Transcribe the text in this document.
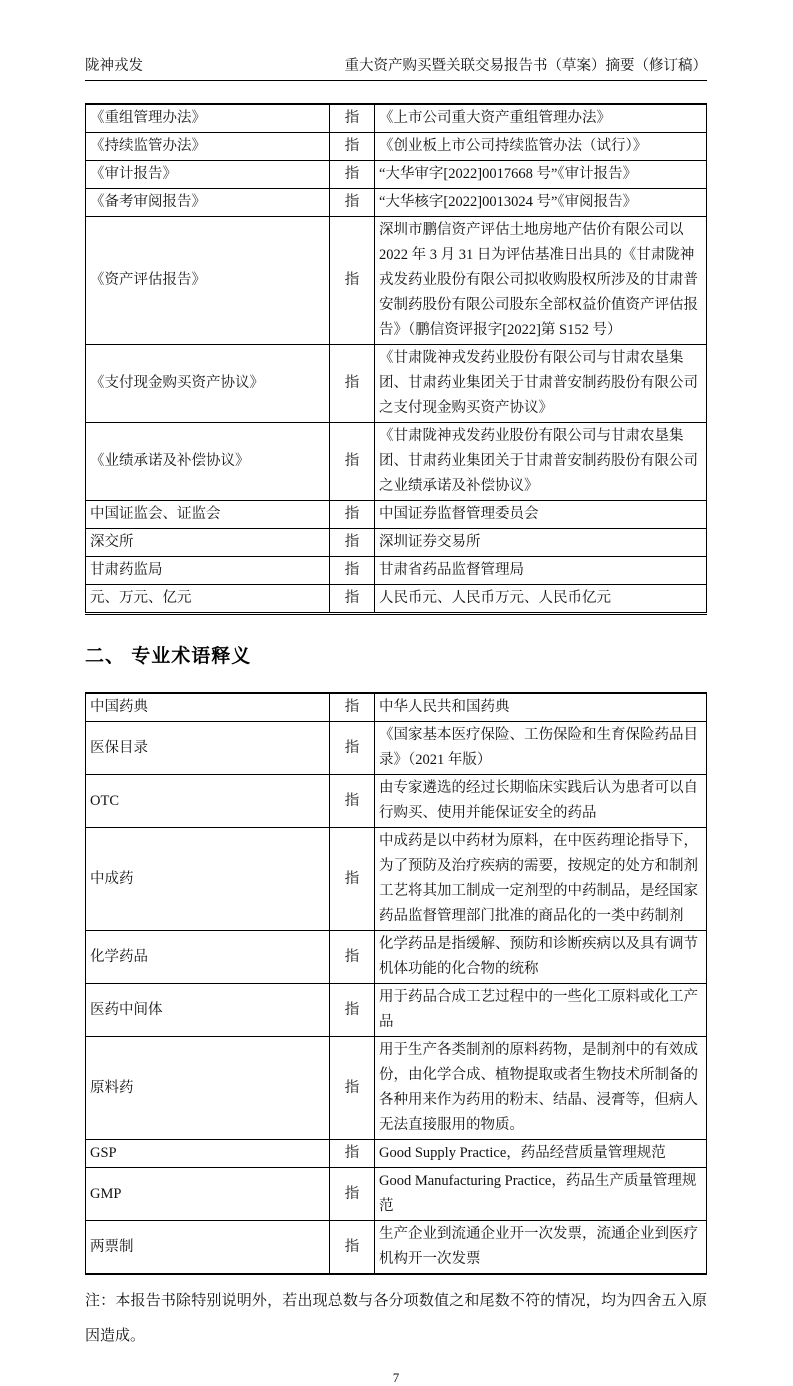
陇神戎发	重大资产购买暨关联交易报告书（草案）摘要（修订稿）
《重组管理办法》	指	《上市公司重大资产重组管理办法》
《持续监管办法》	指	《创业板上市公司持续监管办法（试行）》
《审计报告》	指	“大华审字[2022]0017668 号”《审计报告》
《备考审阅报告》	指	“大华核字[2022]0013024 号”《审阅报告》
《资产评估报告》	指	深圳市鹏信资产评估土地房地产估价有限公司以 2022 年 3 月 31 日为评估基准日出具的《甘肃陇神戎发药业股份有限公司拟收购股权所涉及的甘肃普安制药股份有限公司股东全部权益价值资产评估报告》（鹏信资评报字[2022]第 S152 号）
《支付现金购买资产协议》	指	《甘肃陇神戎发药业股份有限公司与甘肃农垦集团、甘肃药业集团关于甘肃普安制药股份有限公司之支付现金购买资产协议》
《业绩承诺及补偿协议》	指	《甘肃陇神戎发药业股份有限公司与甘肃农垦集团、甘肃药业集团关于甘肃普安制药股份有限公司之业绩承诺及补偿协议》
中国证监会、证监会	指	中国证券监督管理委员会
深交所	指	深圳证券交易所
甘肃药监局	指	甘肃省药品监督管理局
元、万元、亿元	指	人民币元、人民币万元、人民币亿元
二、 专业术语释义
中国药典	指	中华人民共和国药典
医保目录	指	《国家基本医疗保险、工伤保险和生育保险药品目录》（2021 年版）
OTC	指	由专家遴选的经过长期临床实践后认为患者可以自行购买、使用并能保证安全的药品
中成药	指	中成药是以中药材为原料，在中医药理论指导下，为了预防及治疗疾病的需要，按规定的处方和制剂工艺将其加工制成一定剂型的中药制品，是经国家药品监督管理部门批准的商品化的一类中药制剂
化学药品	指	化学药品是指缓解、预防和诊断疾病以及具有调节机体功能的化合物的统称
医药中间体	指	用于药品合成工艺过程中的一些化工原料或化工产品
原料药	指	用于生产各类制剂的原料药物，是制剂中的有效成份，由化学合成、植物提取或者生物技术所制备的各种用来作为药用的粉末、结晶、浸膏等，但病人无法直接服用的物质。
GSP	指	Good Supply Practice，药品经营质量管理规范
GMP	指	Good Manufacturing Practice，药品生产质量管理规范
两票制	指	生产企业到流通企业开一次发票，流通企业到医疗机构开一次发票

注：本报告书除特别说明外，若出现总数与各分项数值之和尾数不符的情况，均为四舍五入原因造成。

7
:::
** Objective **
Examine the records and pull out every line where the string "Good" occurs.

** Answer for the task **
GSP	指	Good Supply Practice，药品经营质量管理规范
GMP	指	Good Manufacturing Practice，药品生产质量管理规范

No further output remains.